* [WHAT YOU HAVE TO DO]: Find the lines holding the string "форме" in the data, then copy all of them.
Begin EXTRACTED MATERIAL
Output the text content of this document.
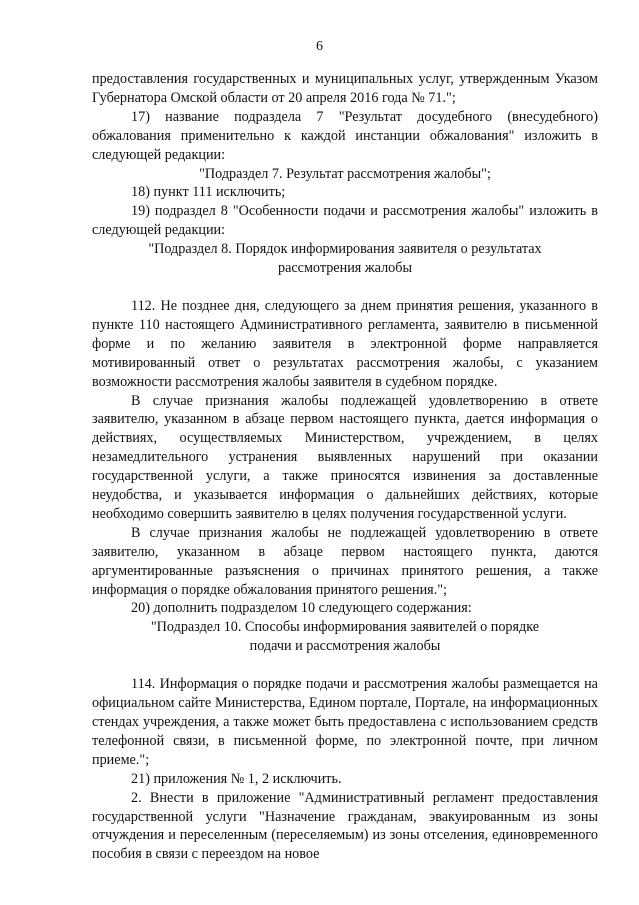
6

предоставления государственных и муниципальных услуг, утвержденным Указом Губернатора Омской области от 20 апреля 2016 года № 71.";

17) название подраздела 7 "Результат досудебного (внесудебного) обжалования применительно к каждой инстанции обжалования" изложить в следующей редакции:

"Подраздел 7. Результат рассмотрения жалобы";

18) пункт 111 исключить;

19) подраздел 8 "Особенности подачи и рассмотрения жалобы" изложить в следующей редакции:

"Подраздел 8. Порядок информирования заявителя о результатах рассмотрения жалобы

112. Не позднее дня, следующего за днем принятия решения, указанного в пункте 110 настоящего Административного регламента, заявителю в письменной форме и по желанию заявителя в электронной форме направляется мотивированный ответ о результатах рассмотрения жалобы, с указанием возможности рассмотрения жалобы заявителя в судебном порядке.

В случае признания жалобы подлежащей удовлетворению в ответе заявителю, указанном в абзаце первом настоящего пункта, дается информация о действиях, осуществляемых Министерством, учреждением, в целях незамедлительного устранения выявленных нарушений при оказании государственной услуги, а также приносятся извинения за доставленные неудобства, и указывается информация о дальнейших действиях, которые необходимо совершить заявителю в целях получения государственной услуги.

В случае признания жалобы не подлежащей удовлетворению в ответе заявителю, указанном в абзаце первом настоящего пункта, даются аргументированные разъяснения о причинах принятого решения, а также информация о порядке обжалования принятого решения.";

20) дополнить подразделом 10 следующего содержания:

"Подраздел 10. Способы информирования заявителей о порядке подачи и рассмотрения жалобы

114. Информация о порядке подачи и рассмотрения жалобы размещается на официальном сайте Министерства, Едином портале, Портале, на информационных стендах учреждения, а также может быть предоставлена с использованием средств телефонной связи, в письменной форме, по электронной почте, при личном приеме.";

21) приложения № 1, 2 исключить.

2. Внести в приложение "Административный регламент предоставления государственной услуги "Назначение гражданам, эвакуированным из зоны отчуждения и переселенным (переселяемым) из зоны отселения, единовременного пособия в связи с переездом на новое
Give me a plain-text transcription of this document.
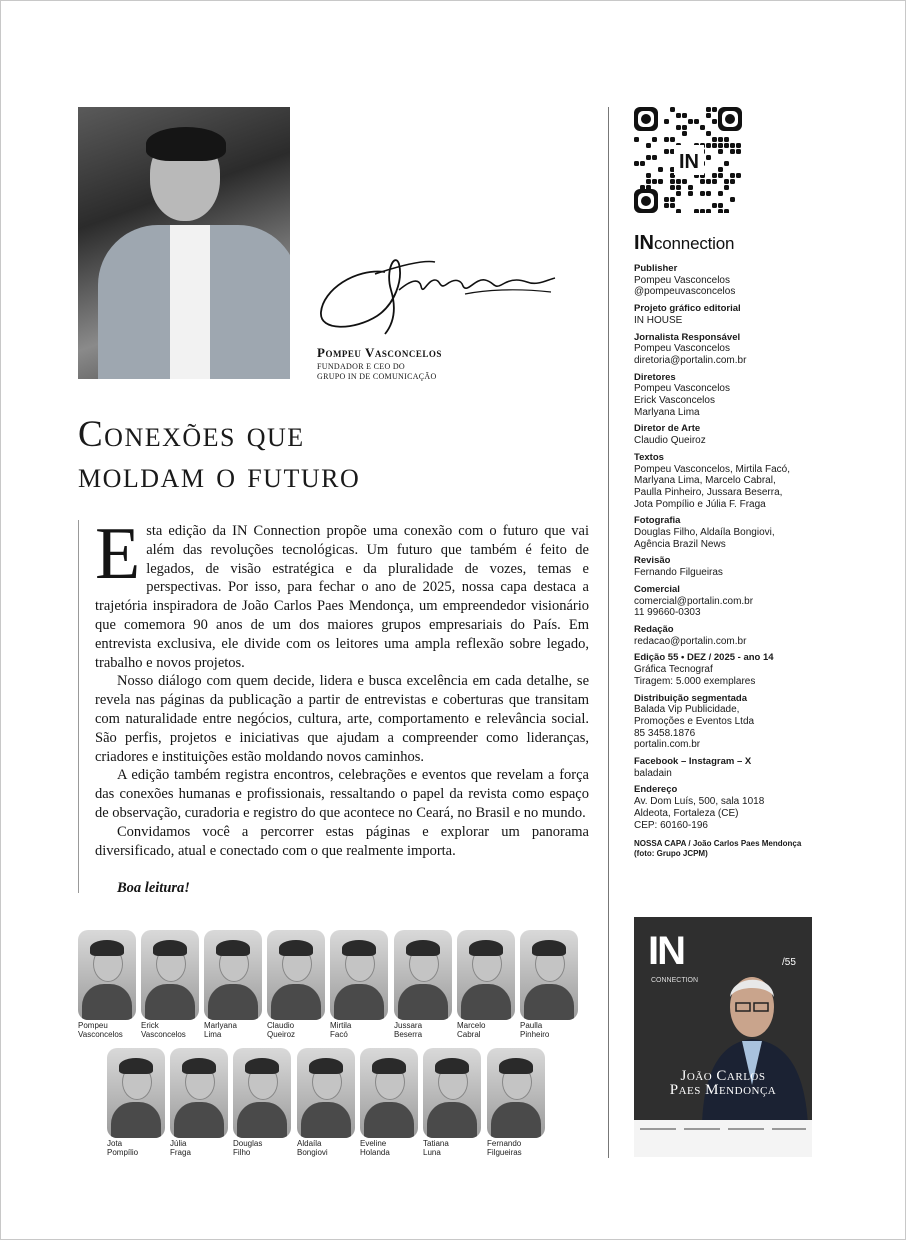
Pompeu Vasconcelos
FUNDADOR E CEO DO
GRUPO IN DE COMUNICAÇÃO
Conexões que
moldam o futuro

Esta edição da IN Connection propõe uma conexão com o futuro que vai além das revoluções tecnológicas. Um futuro que também é feito de legados, de visão estratégica e da pluralidade de vozes, temas e perspectivas. Por isso, para fechar o ano de 2025, nossa capa destaca a trajetória inspiradora de João Carlos Paes Mendonça, um empreendedor visionário que comemora 90 anos de um dos maiores grupos empresariais do País. Em entrevista exclusiva, ele divide com os leitores uma ampla reflexão sobre legado, trabalho e novos projetos.

Nosso diálogo com quem decide, lidera e busca excelência em cada detalhe, se revela nas páginas da publicação a partir de entrevistas e coberturas que transitam com naturalidade entre negócios, cultura, arte, comportamento e relevância social. São perfis, projetos e iniciativas que ajudam a compreender como lideranças, criadores e instituições estão moldando novos caminhos.

A edição também registra encontros, celebrações e eventos que revelam a força das conexões humanas e profissionais, ressaltando o papel da revista como espaço de observação, curadoria e registro do que acontece no Ceará, no Brasil e no mundo.

Convidamos você a percorrer estas páginas e explorar um panorama diversificado, atual e conectado com o que realmente importa.

Boa leitura!
IN
INconnection
Publisher
Pompeu Vasconcelos
@pompeuvasconcelos
Projeto gráfico editorial
IN HOUSE
Jornalista Responsável
Pompeu Vasconcelos
diretoria@portalin.com.br
Diretores
Pompeu Vasconcelos
Erick Vasconcelos
Marlyana Lima
Diretor de Arte
Claudio Queiroz
Textos
Pompeu Vasconcelos, Mirtila Facó,
Marlyana Lima, Marcelo Cabral,
Paulla Pinheiro, Jussara Beserra,
Jota Pompílio e Júlia F. Fraga
Fotografia
Douglas Filho, Aldaíla Bongiovi,
Agência Brazil News
Revisão
Fernando Filgueiras
Comercial
comercial@portalin.com.br
11 99660-0303
Redação
redacao@portalin.com.br
Edição 55 • DEZ / 2025 - ano 14
Gráfica Tecnograf
Tiragem: 5.000 exemplares
Distribuição segmentada
Balada Vip Publicidade,
Promoções e Eventos Ltda
85 3458.1876
portalin.com.br
Facebook – Instagram – X
baladain
Endereço
Av. Dom Luís, 500, sala 1018
Aldeota, Fortaleza (CE)
CEP: 60160-196
NOSSA CAPA / João Carlos Paes Mendonça
(foto: Grupo JCPM)
IN
CONNECTION
/55
João Carlos
Paes Mendonça
Pompeu
Vasconcelos
Erick
Vasconcelos
Marlyana
Lima
Claudio
Queiroz
Mirtila
Facó
Jussara
Beserra
Marcelo
Cabral
Paulla
Pinheiro
Jota
Pompílio
Júlia
Fraga
Douglas
Filho
Aldaíla
Bongiovi
Eveline
Holanda
Tatiana
Luna
Fernando
Filgueiras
End EXTRACTED MATERIAL
* [ANSWER]:
112. Не позднее дня, следующего за днем принятия решения, указанного в пункте 110 настоящего Административного регламента, заявителю в письменной форме и по желанию заявителя в электронной форме направляется мотивированный ответ о результатах рассмотрения жалобы, с указанием возможности рассмотрения жалобы заявителя в судебном порядке.
114. Информация о порядке подачи и рассмотрения жалобы размещается на официальном сайте Министерства, Едином портале, Портале, на информационных стендах учреждения, а также может быть предоставлена с использованием средств телефонной связи, в письменной форме, по электронной почте, при личном приеме.";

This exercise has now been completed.